____ DATA FOR THIS TASK

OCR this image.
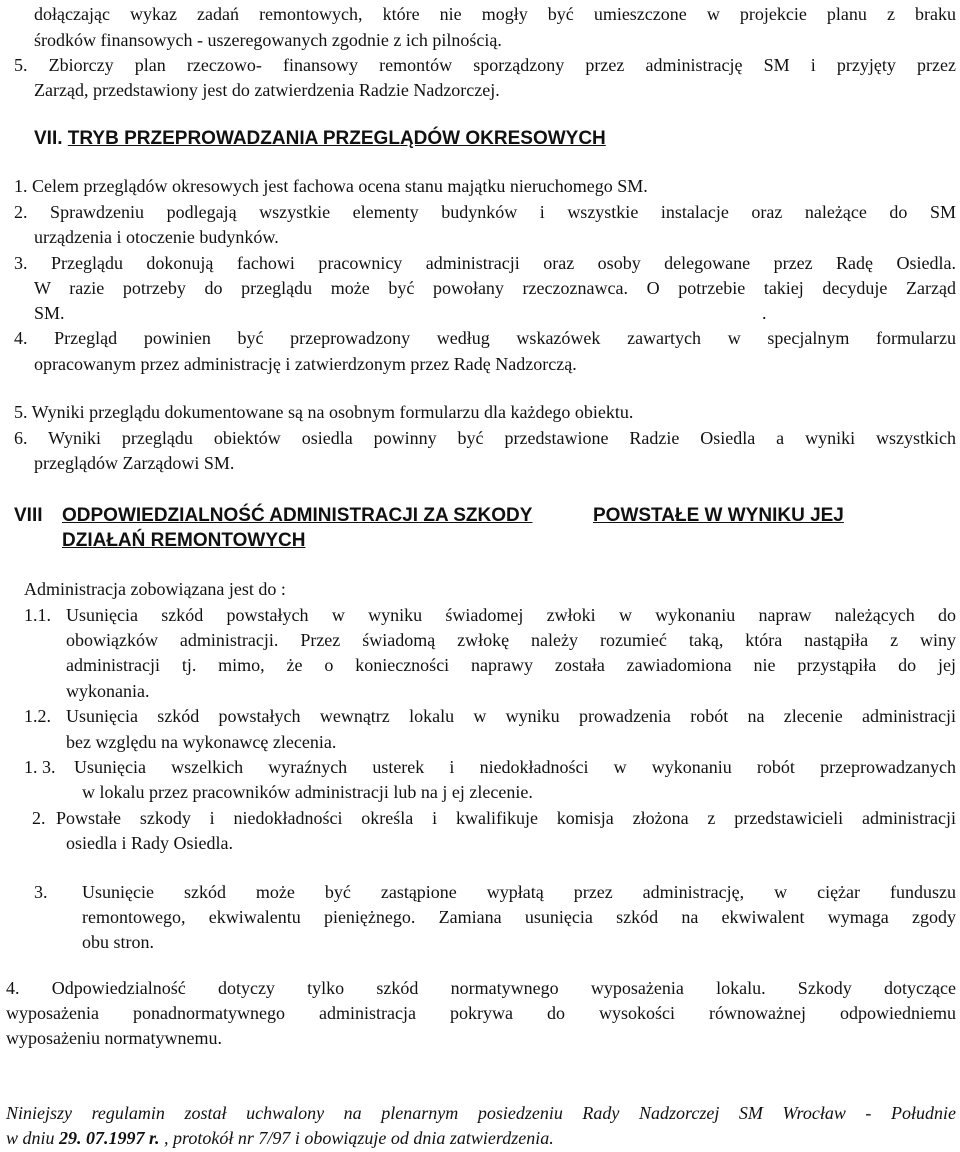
dołączając wykaz zadań remontowych, które nie mogły być umieszczone w projekcie planu z braku

środków finansowych - uszeregowanych zgodnie z ich pilnością.

5. Zbiorczy plan rzeczowo- finansowy remontów sporządzony przez administrację SM i przyjęty przez

Zarząd, przedstawiony jest do zatwierdzenia Radzie Nadzorczej.

VII. TRYB PRZEPROWADZANIA PRZEGLĄDÓW OKRESOWYCH

1. Celem przeglądów okresowych jest fachowa ocena stanu majątku nieruchomego SM.

2. Sprawdzeniu podlegają wszystkie elementy budynków i wszystkie instalacje oraz należące do SM

urządzenia i otoczenie budynków.

3. Przeglądu dokonują fachowi pracownicy administracji oraz osoby delegowane przez Radę Osiedla.

W razie potrzeby do przeglądu może być powołany rzeczoznawca. O potrzebie takiej decyduje Zarząd

SM.	.

4. Przegląd powinien być przeprowadzony według wskazówek zawartych w specjalnym formularzu

opracowanym przez administrację i zatwierdzonym przez Radę Nadzorczą.

5. Wyniki przeglądu dokumentowane są na osobnym formularzu dla każdego obiektu.

6. Wyniki przeglądu obiektów osiedla powinny być przedstawione Radzie Osiedla a wyniki wszystkich

przeglądów Zarządowi SM.

VIII ODPOWIEDZIALNOŚĆ ADMINISTRACJI ZA SZKODY	POWSTAŁE W WYNIKU JEJ

DZIAŁAŃ REMONTOWYCH

Administracja zobowiązana jest do :

1.1. Usunięcia szkód powstałych w wyniku świadomej zwłoki w wykonaniu napraw należących do

obowiązków administracji. Przez świadomą zwłokę należy rozumieć taką, która nastąpiła z winy

administracji tj. mimo, że o konieczności naprawy została zawiadomiona nie przystąpiła do jej

wykonania.

1.2. Usunięcia szkód powstałych wewnątrz lokalu w wyniku prowadzenia robót na zlecenie administracji

bez względu na wykonawcę zlecenia.

1. 3.	Usunięcia wszelkich wyraźnych usterek i niedokładności w wykonaniu robót przeprowadzanych

w lokalu przez pracowników administracji lub na j ej zlecenie.

2. Powstałe szkody i niedokładności określa i kwalifikuje komisja złożona z przedstawicieli administracji

osiedla i Rady Osiedla.

3.	Usunięcie szkód może być zastąpione wypłatą przez administrację, w ciężar funduszu

remontowego, ekwiwalentu pieniężnego. Zamiana usunięcia szkód na ekwiwalent wymaga zgody

obu stron.

4. Odpowiedzialność dotyczy tylko szkód normatywnego wyposażenia lokalu. Szkody dotyczące

wyposażenia ponadnormatywnego administracja pokrywa do wysokości równoważnej odpowiedniemu

wyposażeniu normatywnemu.

Niniejszy regulamin został uchwalony na plenarnym posiedzeniu Rady Nadzorczej SM Wrocław - Południe

w dniu 29. 07.1997 r. , protokół nr 7/97 i obowiązuje od dnia zatwierdzenia.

________

WHAT TO DO:
Take the listing above and print it exactly, apart from the pictures.

WRITTEN RESPONSE:
OCR this image.
dołączając wykaz zadań remontowych, które nie mogły być umieszczone w projekcie planu z braku

środków finansowych - uszeregowanych zgodnie z ich pilnością.

5. Zbiorczy plan rzeczowo- finansowy remontów sporządzony przez administrację SM i przyjęty przez

Zarząd, przedstawiony jest do zatwierdzenia Radzie Nadzorczej.

VII. TRYB PRZEPROWADZANIA PRZEGLĄDÓW OKRESOWYCH

1. Celem przeglądów okresowych jest fachowa ocena stanu majątku nieruchomego SM.

2. Sprawdzeniu podlegają wszystkie elementy budynków i wszystkie instalacje oraz należące do SM

urządzenia i otoczenie budynków.

3. Przeglądu dokonują fachowi pracownicy administracji oraz osoby delegowane przez Radę Osiedla.

W razie potrzeby do przeglądu może być powołany rzeczoznawca. O potrzebie takiej decyduje Zarząd

SM.	.

4. Przegląd powinien być przeprowadzony według wskazówek zawartych w specjalnym formularzu

opracowanym przez administrację i zatwierdzonym przez Radę Nadzorczą.

5. Wyniki przeglądu dokumentowane są na osobnym formularzu dla każdego obiektu.

6. Wyniki przeglądu obiektów osiedla powinny być przedstawione Radzie Osiedla a wyniki wszystkich

przeglądów Zarządowi SM.

VIII ODPOWIEDZIALNOŚĆ ADMINISTRACJI ZA SZKODY	POWSTAŁE W WYNIKU JEJ

DZIAŁAŃ REMONTOWYCH

Administracja zobowiązana jest do :

1.1. Usunięcia szkód powstałych w wyniku świadomej zwłoki w wykonaniu napraw należących do

obowiązków administracji. Przez świadomą zwłokę należy rozumieć taką, która nastąpiła z winy

administracji tj. mimo, że o konieczności naprawy została zawiadomiona nie przystąpiła do jej

wykonania.

1.2. Usunięcia szkód powstałych wewnątrz lokalu w wyniku prowadzenia robót na zlecenie administracji

bez względu na wykonawcę zlecenia.

1. 3.	Usunięcia wszelkich wyraźnych usterek i niedokładności w wykonaniu robót przeprowadzanych

w lokalu przez pracowników administracji lub na j ej zlecenie.

2. Powstałe szkody i niedokładności określa i kwalifikuje komisja złożona z przedstawicieli administracji

osiedla i Rady Osiedla.

3.	Usunięcie szkód może być zastąpione wypłatą przez administrację, w ciężar funduszu

remontowego, ekwiwalentu pieniężnego. Zamiana usunięcia szkód na ekwiwalent wymaga zgody

obu stron.

4. Odpowiedzialność dotyczy tylko szkód normatywnego wyposażenia lokalu. Szkody dotyczące

wyposażenia ponadnormatywnego administracja pokrywa do wysokości równoważnej odpowiedniemu

wyposażeniu normatywnemu.

Niniejszy regulamin został uchwalony na plenarnym posiedzeniu Rady Nadzorczej SM Wrocław - Południe

w dniu 29. 07.1997 r. , protokół nr 7/97 i obowiązuje od dnia zatwierdzenia.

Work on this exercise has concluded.